REQUIREMENT >> From the items below, copy word for word the lines running from the one containing "calendar-cell: 21 Sunrise: 6:07" up to and including the one containing "day-info: Sunrise: 6:04".

□ □ □ □ □ □ □

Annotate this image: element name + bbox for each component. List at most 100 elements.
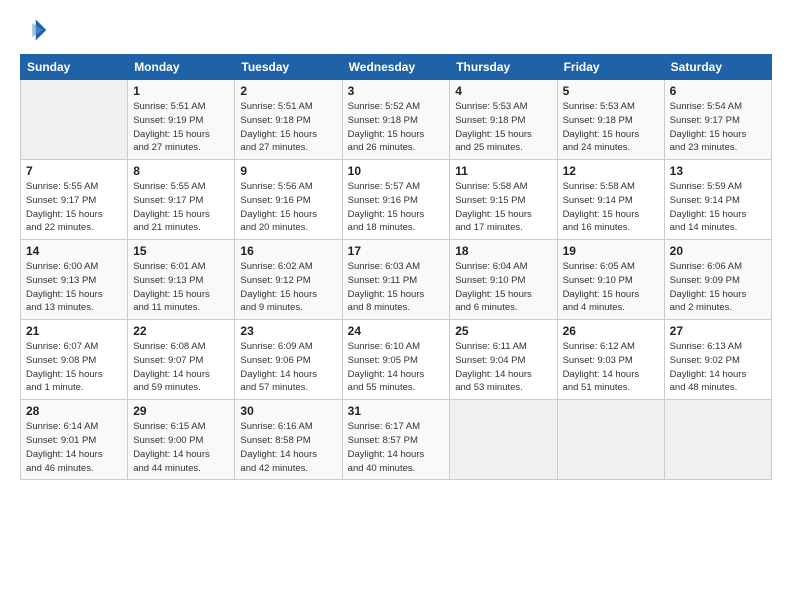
calendar-cell: 21 Sunrise: 6:07 AM Sunset: 9:08 PM Dayli… <box>21 320 128 400</box>
day-number: 17 <box>348 244 445 258</box>
day-info: Sunrise: 6:17 AM Sunset: 8:57 PM Dayligh… <box>348 420 445 475</box>
calendar-cell: 22 Sunrise: 6:08 AM Sunset: 9:07 PM Dayli… <box>128 320 235 400</box>
calendar-cell <box>664 400 771 480</box>
day-info: Sunrise: 6:04 AM Sunset: 9:10 PM Dayligh… <box>455 260 551 315</box>
day-number: 23 <box>240 324 336 338</box>
logo <box>20 16 52 44</box>
calendar-cell: 2 Sunrise: 5:51 AM Sunset: 9:18 PM Daylig… <box>235 80 342 160</box>
calendar-cell: 17 Sunrise: 6:03 AM Sunset: 9:11 PM Dayli… <box>342 240 450 320</box>
day-info: Sunrise: 5:53 AM Sunset: 9:18 PM Dayligh… <box>563 100 659 155</box>
calendar-cell: 26Sunrise: 6:12 AM Sunset: 9:03 PM Dayli… <box>557 320 664 400</box>
day-info: Sunrise: 5:51 AM Sunset: 9:18 PM Dayligh… <box>240 100 336 155</box>
calendar-cell: 7 Sunrise: 5:55 AM Sunset: 9:17 PM Daylig… <box>21 160 128 240</box>
day-number: 8 <box>133 164 229 178</box>
calendar-week-row: 21 Sunrise: 6:07 AM Sunset: 9:08 PM Dayli… <box>21 320 772 400</box>
header <box>20 16 772 44</box>
day-number: 29 <box>133 404 229 418</box>
day-number: 20 <box>670 244 766 258</box>
calendar-cell: 18 Sunrise: 6:04 AM Sunset: 9:10 PM Dayli… <box>450 240 557 320</box>
weekday-header: Tuesday <box>235 55 342 80</box>
calendar-cell: 6 Sunrise: 5:54 AM Sunset: 9:17 PM Daylig… <box>664 80 771 160</box>
calendar-cell: 27 Sunrise: 6:13 AM Sunset: 9:02 PM Dayli… <box>664 320 771 400</box>
day-info: Sunrise: 5:58 AM Sunset: 9:15 PM Dayligh… <box>455 180 551 235</box>
day-number: 22 <box>133 324 229 338</box>
calendar-cell: 13Sunrise: 5:59 AM Sunset: 9:14 PM Dayli… <box>664 160 771 240</box>
day-info: Sunrise: 5:54 AM Sunset: 9:17 PM Dayligh… <box>670 100 766 155</box>
calendar-cell: 14 Sunrise: 6:00 AM Sunset: 9:13 PM Dayli… <box>21 240 128 320</box>
calendar-cell: 8 Sunrise: 5:55 AM Sunset: 9:17 PM Daylig… <box>128 160 235 240</box>
calendar-cell: 15Sunrise: 6:01 AM Sunset: 9:13 PM Dayli… <box>128 240 235 320</box>
day-info: Sunrise: 6:13 AM Sunset: 9:02 PM Dayligh… <box>670 340 766 395</box>
day-info: Sunrise: 5:59 AM Sunset: 9:14 PM Dayligh… <box>670 180 766 235</box>
calendar-cell: 31 Sunrise: 6:17 AM Sunset: 8:57 PM Dayli… <box>342 400 450 480</box>
day-number: 14 <box>26 244 122 258</box>
day-info: Sunrise: 6:07 AM Sunset: 9:08 PM Dayligh… <box>26 340 122 395</box>
day-info: Sunrise: 6:15 AM Sunset: 9:00 PM Dayligh… <box>133 420 229 475</box>
calendar-cell <box>21 80 128 160</box>
day-info: Sunrise: 6:10 AM Sunset: 9:05 PM Dayligh… <box>348 340 445 395</box>
day-info: Sunrise: 5:55 AM Sunset: 9:17 PM Dayligh… <box>26 180 122 235</box>
calendar-cell: 29 Sunrise: 6:15 AM Sunset: 9:00 PM Dayli… <box>128 400 235 480</box>
calendar-cell: 30 Sunrise: 6:16 AM Sunset: 8:58 PM Dayli… <box>235 400 342 480</box>
day-info: Sunrise: 6:01 AM Sunset: 9:13 PM Dayligh… <box>133 260 229 315</box>
day-info: Sunrise: 6:05 AM Sunset: 9:10 PM Dayligh… <box>563 260 659 315</box>
day-number: 28 <box>26 404 122 418</box>
day-number: 21 <box>26 324 122 338</box>
day-info: Sunrise: 6:14 AM Sunset: 9:01 PM Dayligh… <box>26 420 122 475</box>
calendar-cell <box>450 400 557 480</box>
day-number: 10 <box>348 164 445 178</box>
day-number: 2 <box>240 84 336 98</box>
day-info: Sunrise: 6:11 AM Sunset: 9:04 PM Dayligh… <box>455 340 551 395</box>
weekday-header: Wednesday <box>342 55 450 80</box>
day-number: 12 <box>563 164 659 178</box>
day-info: Sunrise: 5:55 AM Sunset: 9:17 PM Dayligh… <box>133 180 229 235</box>
calendar-cell: 1Sunrise: 5:51 AM Sunset: 9:19 PM Daylig… <box>128 80 235 160</box>
day-info: Sunrise: 6:16 AM Sunset: 8:58 PM Dayligh… <box>240 420 336 475</box>
day-number: 11 <box>455 164 551 178</box>
day-info: Sunrise: 6:09 AM Sunset: 9:06 PM Dayligh… <box>240 340 336 395</box>
day-number: 5 <box>563 84 659 98</box>
day-info: Sunrise: 6:06 AM Sunset: 9:09 PM Dayligh… <box>670 260 766 315</box>
calendar-cell: 20 Sunrise: 6:06 AM Sunset: 9:09 PM Dayli… <box>664 240 771 320</box>
calendar-cell: 19 Sunrise: 6:05 AM Sunset: 9:10 PM Dayli… <box>557 240 664 320</box>
day-number: 31 <box>348 404 445 418</box>
weekday-header: Friday <box>557 55 664 80</box>
day-number: 7 <box>26 164 122 178</box>
day-number: 4 <box>455 84 551 98</box>
calendar-cell: 10 Sunrise: 5:57 AM Sunset: 9:16 PM Dayli… <box>342 160 450 240</box>
calendar-cell: 3Sunrise: 5:52 AM Sunset: 9:18 PM Daylig… <box>342 80 450 160</box>
day-number: 26 <box>563 324 659 338</box>
calendar-cell: 4 Sunrise: 5:53 AM Sunset: 9:18 PM Daylig… <box>450 80 557 160</box>
calendar-header: SundayMondayTuesdayWednesdayThursdayFrid… <box>21 55 772 80</box>
day-number: 30 <box>240 404 336 418</box>
calendar-week-row: 1Sunrise: 5:51 AM Sunset: 9:19 PM Daylig… <box>21 80 772 160</box>
calendar-cell <box>557 400 664 480</box>
calendar-cell: 5 Sunrise: 5:53 AM Sunset: 9:18 PM Daylig… <box>557 80 664 160</box>
day-info: Sunrise: 5:57 AM Sunset: 9:16 PM Dayligh… <box>348 180 445 235</box>
calendar-week-row: 14 Sunrise: 6:00 AM Sunset: 9:13 PM Dayli… <box>21 240 772 320</box>
logo-icon <box>20 16 48 44</box>
day-info: Sunrise: 5:58 AM Sunset: 9:14 PM Dayligh… <box>563 180 659 235</box>
day-info: Sunrise: 6:08 AM Sunset: 9:07 PM Dayligh… <box>133 340 229 395</box>
calendar-cell: 11 Sunrise: 5:58 AM Sunset: 9:15 PM Dayli… <box>450 160 557 240</box>
day-number: 9 <box>240 164 336 178</box>
day-number: 16 <box>240 244 336 258</box>
day-number: 3 <box>348 84 445 98</box>
day-info: Sunrise: 5:53 AM Sunset: 9:18 PM Dayligh… <box>455 100 551 155</box>
day-info: Sunrise: 6:03 AM Sunset: 9:11 PM Dayligh… <box>348 260 445 315</box>
calendar-cell: 25Sunrise: 6:11 AM Sunset: 9:04 PM Dayli… <box>450 320 557 400</box>
day-number: 18 <box>455 244 551 258</box>
day-number: 6 <box>670 84 766 98</box>
day-info: Sunrise: 6:00 AM Sunset: 9:13 PM Dayligh… <box>26 260 122 315</box>
day-info: Sunrise: 6:02 AM Sunset: 9:12 PM Dayligh… <box>240 260 336 315</box>
page-container: SundayMondayTuesdayWednesdayThursdayFrid… <box>0 0 792 490</box>
weekday-header: Thursday <box>450 55 557 80</box>
calendar-week-row: 7 Sunrise: 5:55 AM Sunset: 9:17 PM Daylig… <box>21 160 772 240</box>
day-number: 27 <box>670 324 766 338</box>
calendar-cell: 16 Sunrise: 6:02 AM Sunset: 9:12 PM Dayli… <box>235 240 342 320</box>
calendar-cell: 24Sunrise: 6:10 AM Sunset: 9:05 PM Dayli… <box>342 320 450 400</box>
calendar-cell: 28 Sunrise: 6:14 AM Sunset: 9:01 PM Dayli… <box>21 400 128 480</box>
day-number: 19 <box>563 244 659 258</box>
day-number: 1 <box>133 84 229 98</box>
calendar-cell: 9Sunrise: 5:56 AM Sunset: 9:16 PM Daylig… <box>235 160 342 240</box>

□ □ □ □ □ □ □

SOLUTION TO THE EXERCISE >>
calendar-cell: 21 Sunrise: 6:07 AM Sunset: 9:08 PM Dayli… <box>21 320 128 400</box>
day-number: 17 <box>348 244 445 258</box>
day-info: Sunrise: 6:17 AM Sunset: 8:57 PM Dayligh… <box>348 420 445 475</box>
calendar-cell: 22 Sunrise: 6:08 AM Sunset: 9:07 PM Dayli… <box>128 320 235 400</box>
calendar-cell <box>664 400 771 480</box>
day-info: Sunrise: 6:04 AM Sunset: 9:10 PM Dayligh… <box>455 260 551 315</box>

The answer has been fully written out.